(EXTRACTED ENTRIES Opens)
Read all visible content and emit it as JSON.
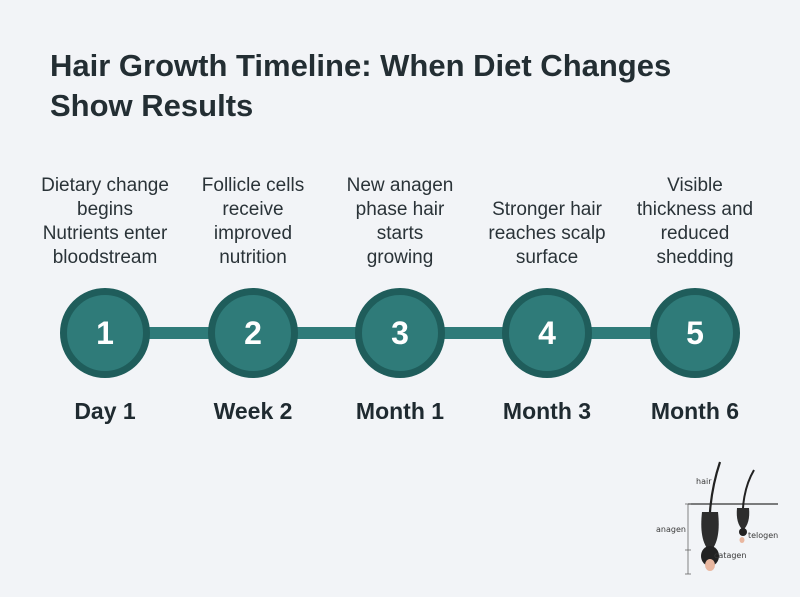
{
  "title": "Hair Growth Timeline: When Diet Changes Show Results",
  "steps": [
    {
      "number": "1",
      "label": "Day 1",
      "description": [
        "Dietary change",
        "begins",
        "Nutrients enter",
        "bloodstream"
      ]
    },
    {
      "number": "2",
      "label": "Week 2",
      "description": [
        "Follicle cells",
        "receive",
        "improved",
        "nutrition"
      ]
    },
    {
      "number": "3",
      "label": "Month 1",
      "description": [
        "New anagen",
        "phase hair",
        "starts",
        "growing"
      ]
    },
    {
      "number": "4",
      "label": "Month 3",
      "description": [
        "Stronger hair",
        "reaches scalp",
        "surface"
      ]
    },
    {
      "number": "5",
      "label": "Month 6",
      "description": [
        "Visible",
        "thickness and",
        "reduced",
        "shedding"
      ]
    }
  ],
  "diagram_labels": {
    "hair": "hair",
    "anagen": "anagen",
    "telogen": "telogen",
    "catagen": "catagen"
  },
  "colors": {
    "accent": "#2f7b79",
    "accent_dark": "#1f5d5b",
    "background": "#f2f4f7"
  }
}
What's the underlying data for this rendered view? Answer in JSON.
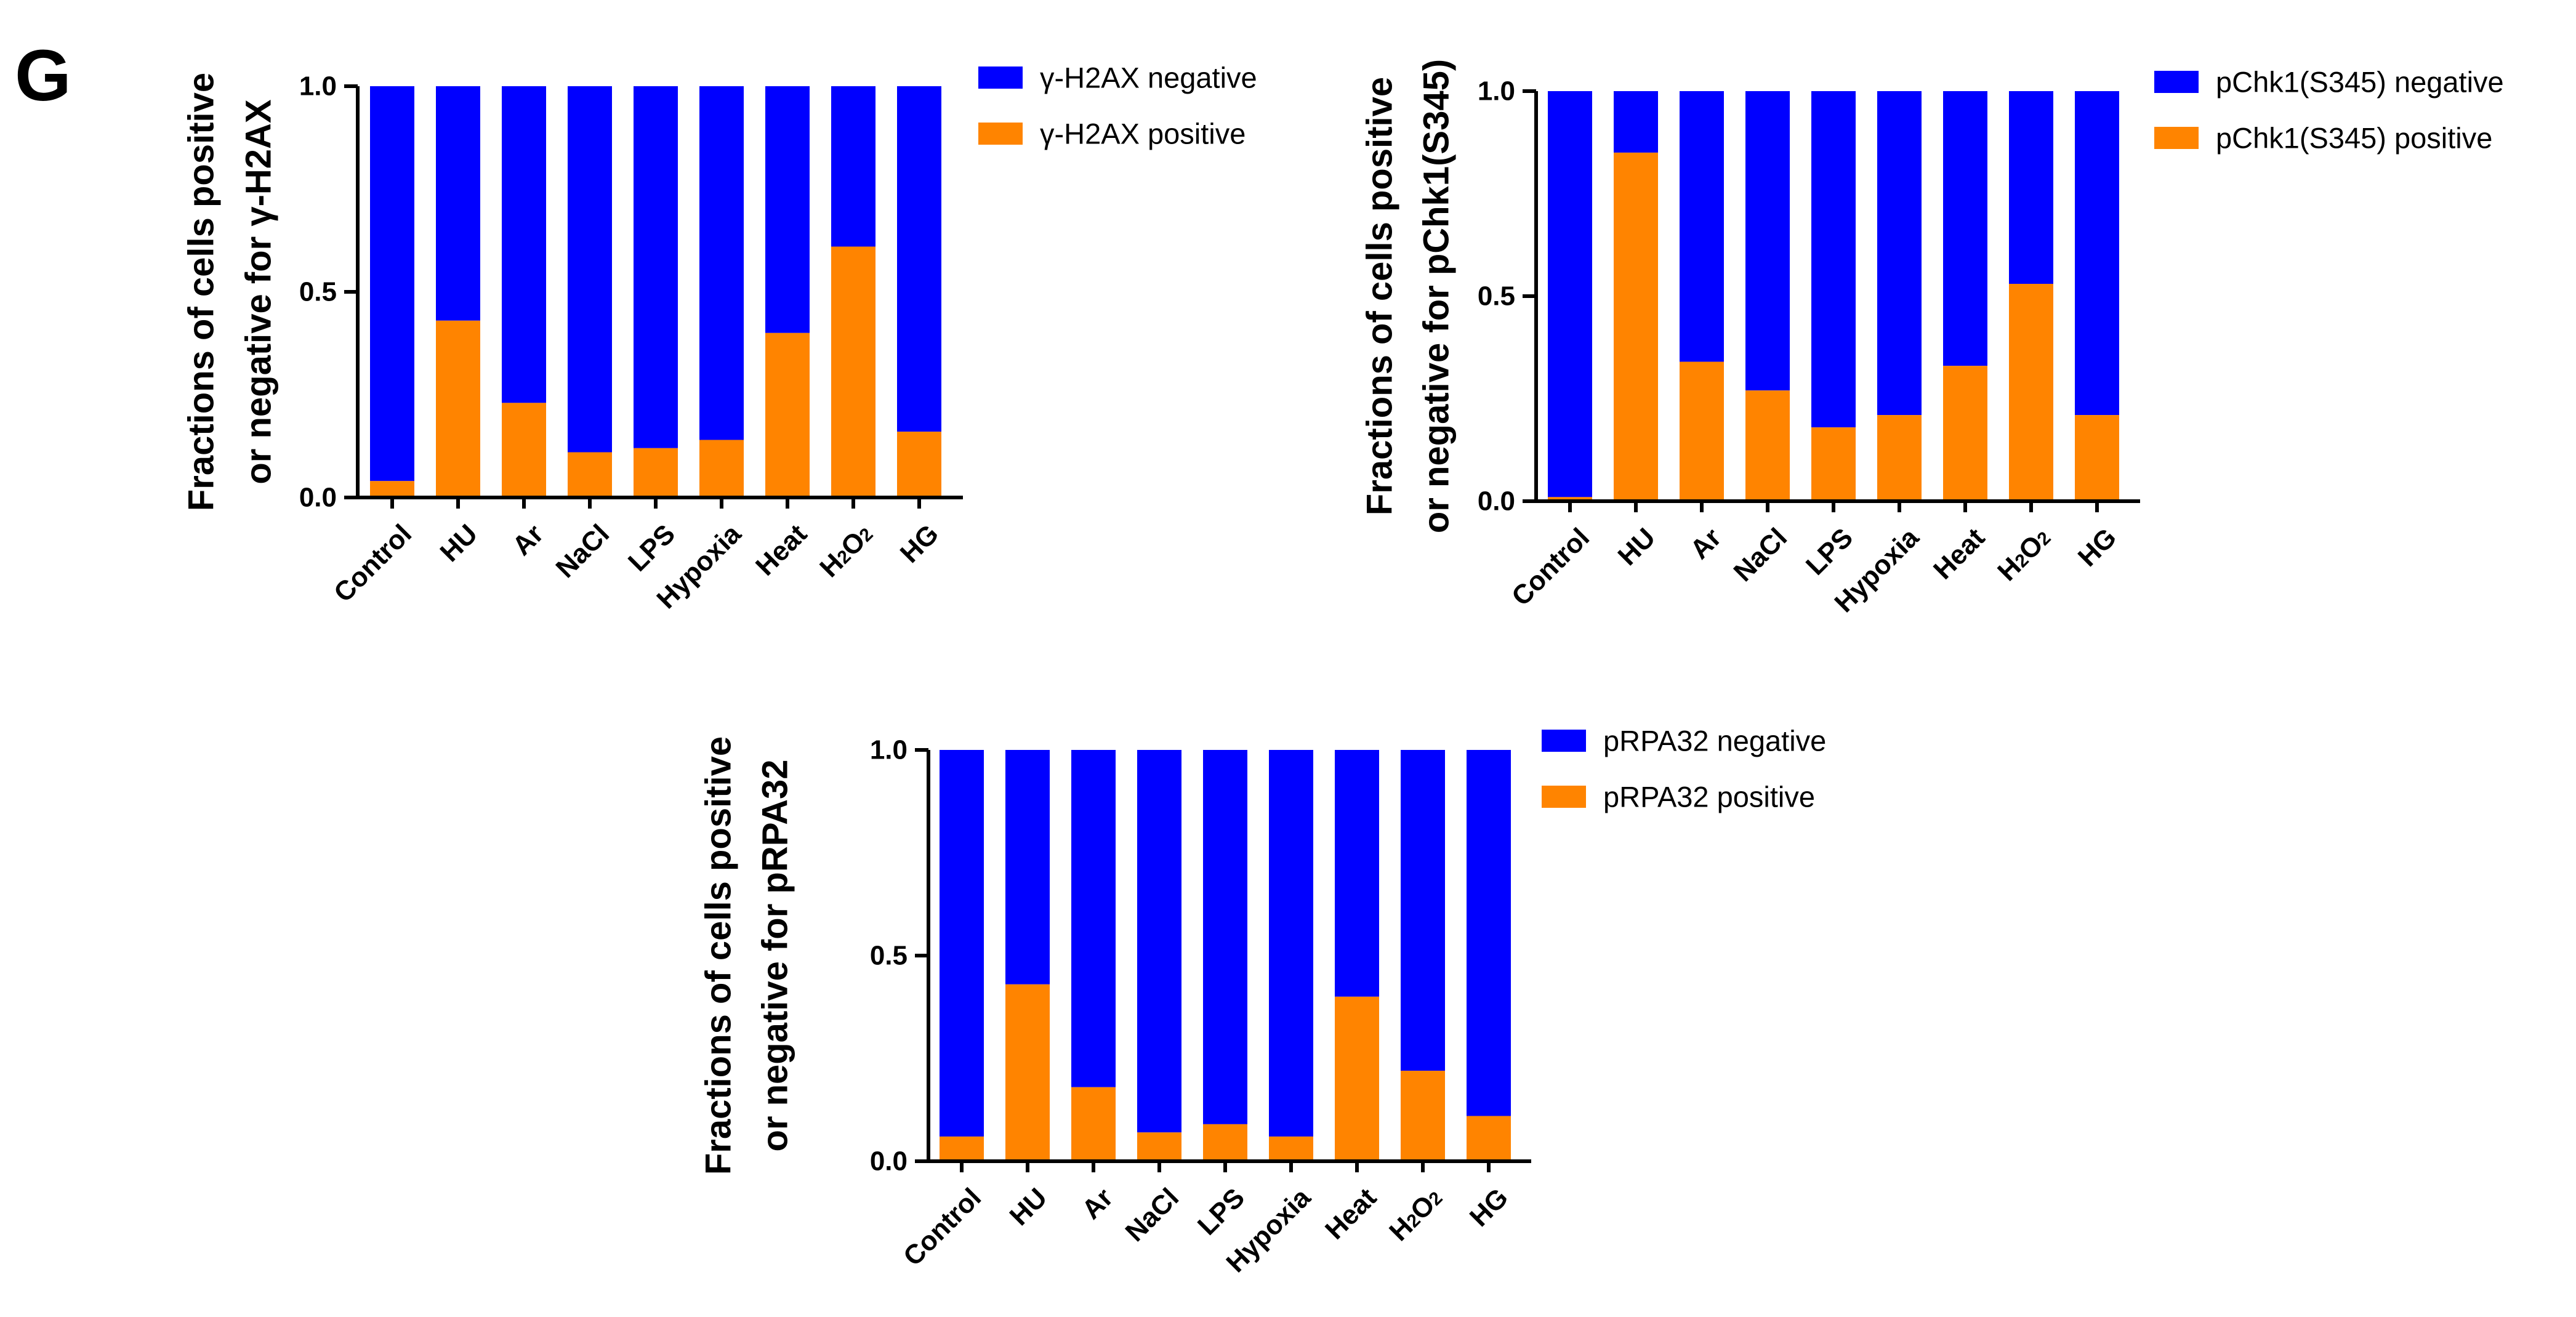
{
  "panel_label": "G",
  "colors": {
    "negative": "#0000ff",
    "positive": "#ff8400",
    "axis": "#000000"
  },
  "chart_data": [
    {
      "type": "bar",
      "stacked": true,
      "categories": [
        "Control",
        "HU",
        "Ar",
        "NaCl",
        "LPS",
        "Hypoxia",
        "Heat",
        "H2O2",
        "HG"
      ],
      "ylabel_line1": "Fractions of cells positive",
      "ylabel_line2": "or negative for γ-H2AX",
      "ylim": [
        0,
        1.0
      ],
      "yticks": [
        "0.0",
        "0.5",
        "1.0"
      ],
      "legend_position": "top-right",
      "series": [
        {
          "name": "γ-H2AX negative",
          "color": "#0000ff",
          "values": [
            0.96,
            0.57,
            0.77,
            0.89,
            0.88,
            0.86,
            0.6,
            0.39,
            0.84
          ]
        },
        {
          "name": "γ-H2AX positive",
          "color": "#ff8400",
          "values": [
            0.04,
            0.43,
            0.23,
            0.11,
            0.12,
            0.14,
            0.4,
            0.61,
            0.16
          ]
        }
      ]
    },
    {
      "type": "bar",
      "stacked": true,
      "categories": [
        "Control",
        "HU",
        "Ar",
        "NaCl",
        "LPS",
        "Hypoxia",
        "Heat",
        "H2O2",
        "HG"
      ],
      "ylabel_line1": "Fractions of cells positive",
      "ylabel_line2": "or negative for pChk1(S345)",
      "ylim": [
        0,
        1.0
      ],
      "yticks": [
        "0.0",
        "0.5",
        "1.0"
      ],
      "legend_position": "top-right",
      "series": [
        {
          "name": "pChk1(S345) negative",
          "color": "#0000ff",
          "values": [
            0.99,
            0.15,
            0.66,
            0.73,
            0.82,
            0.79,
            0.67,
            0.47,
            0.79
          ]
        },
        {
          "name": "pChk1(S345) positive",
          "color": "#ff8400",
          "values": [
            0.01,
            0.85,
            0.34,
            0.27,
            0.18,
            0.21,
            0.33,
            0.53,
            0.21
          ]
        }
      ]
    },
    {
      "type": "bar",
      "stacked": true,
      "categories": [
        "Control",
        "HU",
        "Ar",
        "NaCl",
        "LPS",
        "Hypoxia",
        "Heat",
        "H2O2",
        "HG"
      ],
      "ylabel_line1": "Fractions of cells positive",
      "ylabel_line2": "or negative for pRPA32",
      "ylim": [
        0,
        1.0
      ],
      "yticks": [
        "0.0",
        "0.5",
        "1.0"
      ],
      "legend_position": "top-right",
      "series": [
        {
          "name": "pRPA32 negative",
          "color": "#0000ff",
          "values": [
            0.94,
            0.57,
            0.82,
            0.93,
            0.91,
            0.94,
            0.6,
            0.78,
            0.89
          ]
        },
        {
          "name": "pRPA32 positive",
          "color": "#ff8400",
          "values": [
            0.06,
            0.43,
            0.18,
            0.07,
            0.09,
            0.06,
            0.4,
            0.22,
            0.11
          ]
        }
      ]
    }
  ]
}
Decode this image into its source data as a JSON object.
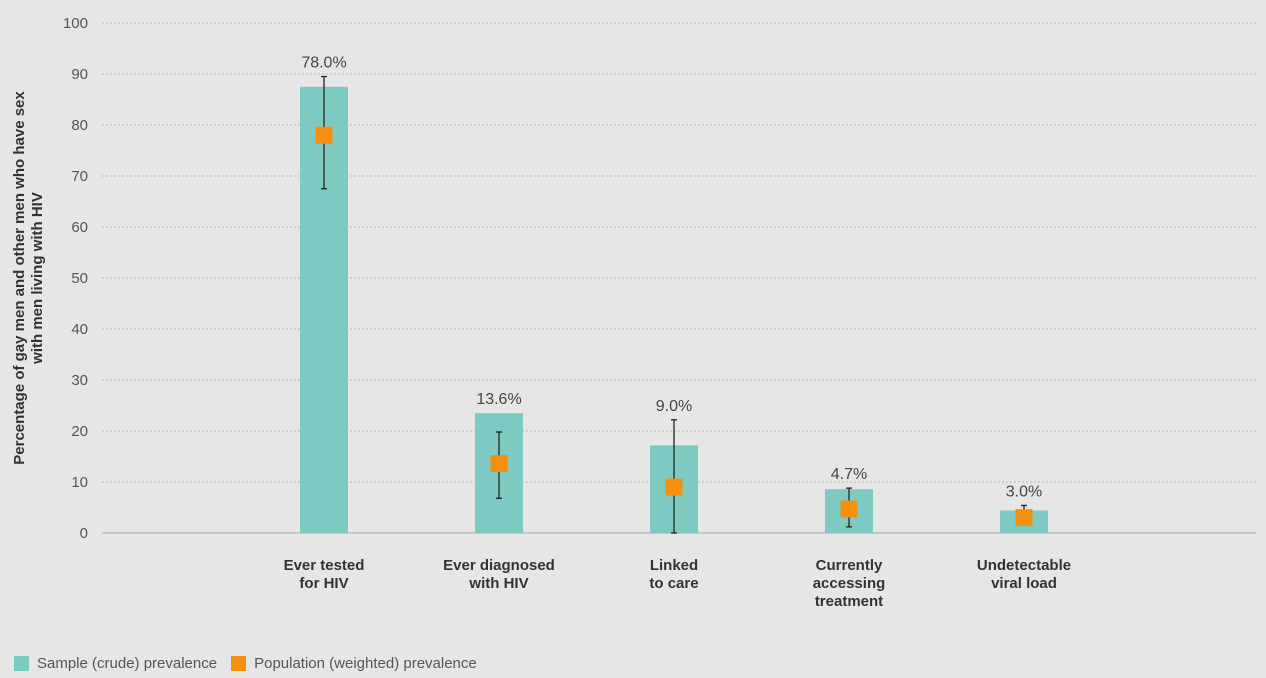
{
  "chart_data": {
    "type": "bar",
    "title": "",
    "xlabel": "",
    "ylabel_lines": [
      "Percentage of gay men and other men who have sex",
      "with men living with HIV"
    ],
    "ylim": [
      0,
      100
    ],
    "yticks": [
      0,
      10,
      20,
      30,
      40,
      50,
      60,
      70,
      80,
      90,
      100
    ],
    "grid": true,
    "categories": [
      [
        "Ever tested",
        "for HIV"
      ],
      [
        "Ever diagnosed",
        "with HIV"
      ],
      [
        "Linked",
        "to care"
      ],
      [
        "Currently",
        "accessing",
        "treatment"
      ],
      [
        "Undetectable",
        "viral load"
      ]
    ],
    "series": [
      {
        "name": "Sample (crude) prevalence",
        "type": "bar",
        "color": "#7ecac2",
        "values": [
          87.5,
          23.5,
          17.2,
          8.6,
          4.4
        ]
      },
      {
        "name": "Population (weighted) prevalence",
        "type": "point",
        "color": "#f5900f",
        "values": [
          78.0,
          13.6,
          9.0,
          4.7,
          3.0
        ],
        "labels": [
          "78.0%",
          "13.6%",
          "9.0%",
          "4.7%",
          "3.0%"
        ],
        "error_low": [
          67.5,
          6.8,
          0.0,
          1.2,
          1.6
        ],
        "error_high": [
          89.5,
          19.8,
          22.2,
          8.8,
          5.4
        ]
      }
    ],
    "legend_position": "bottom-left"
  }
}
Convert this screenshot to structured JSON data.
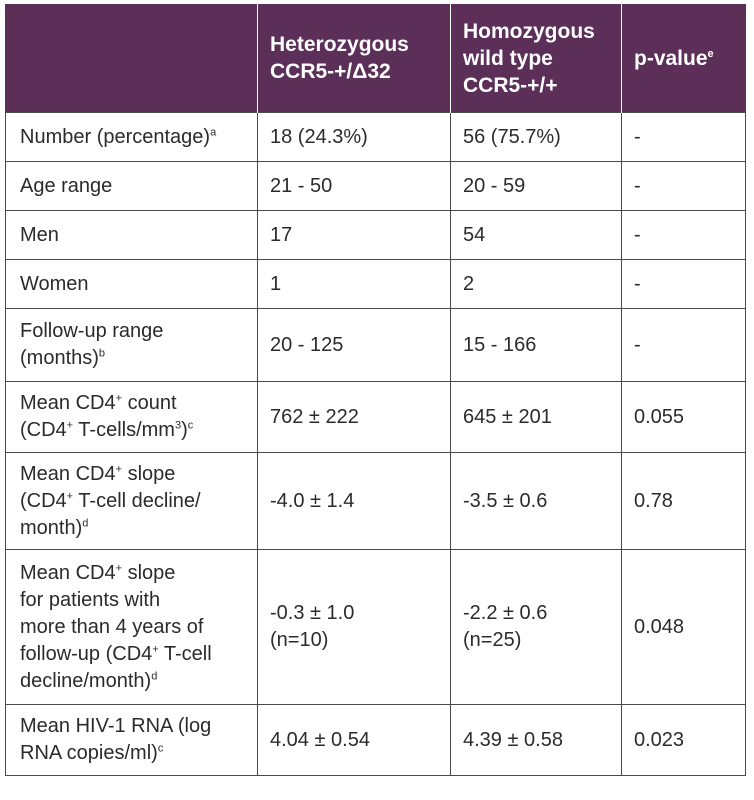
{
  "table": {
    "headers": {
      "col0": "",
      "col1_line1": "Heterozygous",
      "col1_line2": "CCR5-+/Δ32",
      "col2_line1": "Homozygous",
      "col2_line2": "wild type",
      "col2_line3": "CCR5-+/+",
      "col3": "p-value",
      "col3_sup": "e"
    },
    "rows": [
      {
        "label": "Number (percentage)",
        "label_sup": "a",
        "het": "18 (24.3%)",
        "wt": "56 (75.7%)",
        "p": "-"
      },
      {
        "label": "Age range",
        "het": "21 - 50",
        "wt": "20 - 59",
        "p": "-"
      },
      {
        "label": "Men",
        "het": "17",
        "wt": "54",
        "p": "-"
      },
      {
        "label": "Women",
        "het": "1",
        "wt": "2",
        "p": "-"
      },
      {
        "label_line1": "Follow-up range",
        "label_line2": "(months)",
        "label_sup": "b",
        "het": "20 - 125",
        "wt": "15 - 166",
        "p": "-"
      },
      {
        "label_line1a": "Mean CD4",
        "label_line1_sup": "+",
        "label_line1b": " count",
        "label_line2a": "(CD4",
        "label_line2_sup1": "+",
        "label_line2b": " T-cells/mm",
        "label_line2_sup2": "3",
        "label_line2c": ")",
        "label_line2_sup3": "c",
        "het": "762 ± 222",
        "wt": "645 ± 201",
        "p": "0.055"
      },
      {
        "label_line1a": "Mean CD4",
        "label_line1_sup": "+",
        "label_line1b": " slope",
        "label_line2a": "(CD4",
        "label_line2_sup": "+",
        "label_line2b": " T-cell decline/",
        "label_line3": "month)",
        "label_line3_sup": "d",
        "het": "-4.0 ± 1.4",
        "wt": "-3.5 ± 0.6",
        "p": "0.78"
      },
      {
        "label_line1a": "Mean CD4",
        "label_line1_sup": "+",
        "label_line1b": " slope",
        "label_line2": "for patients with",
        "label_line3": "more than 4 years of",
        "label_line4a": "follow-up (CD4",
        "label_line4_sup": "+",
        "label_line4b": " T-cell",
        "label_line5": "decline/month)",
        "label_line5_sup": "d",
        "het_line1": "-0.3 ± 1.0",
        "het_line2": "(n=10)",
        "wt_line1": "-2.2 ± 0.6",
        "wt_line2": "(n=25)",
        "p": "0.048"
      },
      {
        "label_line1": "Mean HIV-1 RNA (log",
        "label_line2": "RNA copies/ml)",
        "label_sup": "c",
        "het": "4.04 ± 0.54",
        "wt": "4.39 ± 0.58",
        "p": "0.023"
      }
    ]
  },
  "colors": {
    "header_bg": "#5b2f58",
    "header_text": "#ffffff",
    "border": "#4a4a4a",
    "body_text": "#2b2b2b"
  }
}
(EXTRACTED ENTRIES Closes)
ACTIVITY: Check each line of the material above for the word "JSON", then state how many lines hold it. Only the number.

TASK RESULT: 4